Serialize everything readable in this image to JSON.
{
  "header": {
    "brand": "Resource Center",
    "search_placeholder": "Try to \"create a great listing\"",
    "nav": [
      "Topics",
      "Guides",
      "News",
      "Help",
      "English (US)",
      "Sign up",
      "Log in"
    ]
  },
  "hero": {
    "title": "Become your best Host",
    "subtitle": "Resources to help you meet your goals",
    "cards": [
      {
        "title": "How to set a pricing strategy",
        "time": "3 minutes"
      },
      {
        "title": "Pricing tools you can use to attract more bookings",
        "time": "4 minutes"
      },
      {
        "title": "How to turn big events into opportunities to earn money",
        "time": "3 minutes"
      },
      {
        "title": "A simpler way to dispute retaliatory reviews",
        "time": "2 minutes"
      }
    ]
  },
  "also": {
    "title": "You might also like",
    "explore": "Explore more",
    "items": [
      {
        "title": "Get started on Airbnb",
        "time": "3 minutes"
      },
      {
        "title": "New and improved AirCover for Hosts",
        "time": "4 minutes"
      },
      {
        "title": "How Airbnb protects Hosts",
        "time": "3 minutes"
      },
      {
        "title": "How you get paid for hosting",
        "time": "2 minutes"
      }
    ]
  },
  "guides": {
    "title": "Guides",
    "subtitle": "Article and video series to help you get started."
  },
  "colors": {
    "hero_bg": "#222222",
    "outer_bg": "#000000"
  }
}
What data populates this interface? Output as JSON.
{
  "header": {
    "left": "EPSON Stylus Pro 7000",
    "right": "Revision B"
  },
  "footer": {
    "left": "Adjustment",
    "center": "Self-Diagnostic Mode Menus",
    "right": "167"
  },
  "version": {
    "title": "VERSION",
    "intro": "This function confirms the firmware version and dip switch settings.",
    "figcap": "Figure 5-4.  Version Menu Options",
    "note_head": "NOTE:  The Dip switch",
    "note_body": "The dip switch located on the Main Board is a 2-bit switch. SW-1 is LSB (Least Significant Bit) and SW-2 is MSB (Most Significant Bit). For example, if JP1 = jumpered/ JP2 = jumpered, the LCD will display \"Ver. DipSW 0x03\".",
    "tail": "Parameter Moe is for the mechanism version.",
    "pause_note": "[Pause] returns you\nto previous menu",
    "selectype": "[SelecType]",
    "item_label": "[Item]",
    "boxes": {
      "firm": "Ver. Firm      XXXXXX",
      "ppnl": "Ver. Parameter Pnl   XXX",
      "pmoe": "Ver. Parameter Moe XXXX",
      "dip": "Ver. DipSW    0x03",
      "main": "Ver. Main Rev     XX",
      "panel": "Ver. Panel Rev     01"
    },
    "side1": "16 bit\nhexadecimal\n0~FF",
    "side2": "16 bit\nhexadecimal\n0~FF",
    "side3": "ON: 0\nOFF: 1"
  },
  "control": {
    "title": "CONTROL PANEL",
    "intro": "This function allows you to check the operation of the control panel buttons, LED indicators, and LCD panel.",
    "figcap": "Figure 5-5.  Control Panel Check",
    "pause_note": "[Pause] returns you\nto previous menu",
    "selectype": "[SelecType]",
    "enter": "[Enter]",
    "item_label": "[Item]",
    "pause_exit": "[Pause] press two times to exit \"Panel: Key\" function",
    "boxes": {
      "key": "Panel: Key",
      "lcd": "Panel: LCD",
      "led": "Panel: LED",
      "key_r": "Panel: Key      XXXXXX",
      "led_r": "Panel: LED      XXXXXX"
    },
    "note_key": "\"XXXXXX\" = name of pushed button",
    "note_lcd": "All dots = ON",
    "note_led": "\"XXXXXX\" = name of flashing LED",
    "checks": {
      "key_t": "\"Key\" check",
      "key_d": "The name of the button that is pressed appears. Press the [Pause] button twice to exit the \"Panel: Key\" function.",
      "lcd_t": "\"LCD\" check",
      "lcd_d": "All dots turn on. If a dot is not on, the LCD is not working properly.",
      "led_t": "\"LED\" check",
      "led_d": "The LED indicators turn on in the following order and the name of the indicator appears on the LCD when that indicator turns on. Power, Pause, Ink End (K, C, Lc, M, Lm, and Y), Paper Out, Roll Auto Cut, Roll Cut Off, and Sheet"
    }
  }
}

• The task
Give back all the records exactly as they stand.

• Expected output
Serialize everything readable in this image to JSON.
{
  "header": {
    "brand": "Resource Center",
    "search_placeholder": "Try to \"create a great listing\"",
    "nav": [
      "Topics",
      "Guides",
      "News",
      "Help",
      "English (US)",
      "Sign up",
      "Log in"
    ]
  },
  "hero": {
    "title": "Become your best Host",
    "subtitle": "Resources to help you meet your goals",
    "cards": [
      {
        "title": "How to set a pricing strategy",
        "time": "3 minutes"
      },
      {
        "title": "Pricing tools you can use to attract more bookings",
        "time": "4 minutes"
      },
      {
        "title": "How to turn big events into opportunities to earn money",
        "time": "3 minutes"
      },
      {
        "title": "A simpler way to dispute retaliatory reviews",
        "time": "2 minutes"
      }
    ]
  },
  "also": {
    "title": "You might also like",
    "explore": "Explore more",
    "items": [
      {
        "title": "Get started on Airbnb",
        "time": "3 minutes"
      },
      {
        "title": "New and improved AirCover for Hosts",
        "time": "4 minutes"
      },
      {
        "title": "How Airbnb protects Hosts",
        "time": "3 minutes"
      },
      {
        "title": "How you get paid for hosting",
        "time": "2 minutes"
      }
    ]
  },
  "guides": {
    "title": "Guides",
    "subtitle": "Article and video series to help you get started."
  },
  "colors": {
    "hero_bg": "#222222",
    "outer_bg": "#000000"
  }
}
What data populates this interface? Output as JSON.
{
  "header": {
    "left": "EPSON Stylus Pro 7000",
    "right": "Revision B"
  },
  "footer": {
    "left": "Adjustment",
    "center": "Self-Diagnostic Mode Menus",
    "right": "167"
  },
  "version": {
    "title": "VERSION",
    "intro": "This function confirms the firmware version and dip switch settings.",
    "figcap": "Figure 5-4.  Version Menu Options",
    "note_head": "NOTE:  The Dip switch",
    "note_body": "The dip switch located on the Main Board is a 2-bit switch. SW-1 is LSB (Least Significant Bit) and SW-2 is MSB (Most Significant Bit). For example, if JP1 = jumpered/ JP2 = jumpered, the LCD will display \"Ver. DipSW 0x03\".",
    "tail": "Parameter Moe is for the mechanism version.",
    "pause_note": "[Pause] returns you\nto previous menu",
    "selectype": "[SelecType]",
    "item_label": "[Item]",
    "boxes": {
      "firm": "Ver. Firm      XXXXXX",
      "ppnl": "Ver. Parameter Pnl   XXX",
      "pmoe": "Ver. Parameter Moe XXXX",
      "dip": "Ver. DipSW    0x03",
      "main": "Ver. Main Rev     XX",
      "panel": "Ver. Panel Rev     01"
    },
    "side1": "16 bit\nhexadecimal\n0~FF",
    "side2": "16 bit\nhexadecimal\n0~FF",
    "side3": "ON: 0\nOFF: 1"
  },
  "control": {
    "title": "CONTROL PANEL",
    "intro": "This function allows you to check the operation of the control panel buttons, LED indicators, and LCD panel.",
    "figcap": "Figure 5-5.  Control Panel Check",
    "pause_note": "[Pause] returns you\nto previous menu",
    "selectype": "[SelecType]",
    "enter": "[Enter]",
    "item_label": "[Item]",
    "pause_exit": "[Pause] press two times to exit \"Panel: Key\" function",
    "boxes": {
      "key": "Panel: Key",
      "lcd": "Panel: LCD",
      "led": "Panel: LED",
      "key_r": "Panel: Key      XXXXXX",
      "led_r": "Panel: LED      XXXXXX"
    },
    "note_key": "\"XXXXXX\" = name of pushed button",
    "note_lcd": "All dots = ON",
    "note_led": "\"XXXXXX\" = name of flashing LED",
    "checks": {
      "key_t": "\"Key\" check",
      "key_d": "The name of the button that is pressed appears. Press the [Pause] button twice to exit the \"Panel: Key\" function.",
      "lcd_t": "\"LCD\" check",
      "lcd_d": "All dots turn on. If a dot is not on, the LCD is not working properly.",
      "led_t": "\"LED\" check",
      "led_d": "The LED indicators turn on in the following order and the name of the indicator appears on the LCD when that indicator turns on. Power, Pause, Ink End (K, C, Lc, M, Lm, and Y), Paper Out, Roll Auto Cut, Roll Cut Off, and Sheet"
    }
  }
}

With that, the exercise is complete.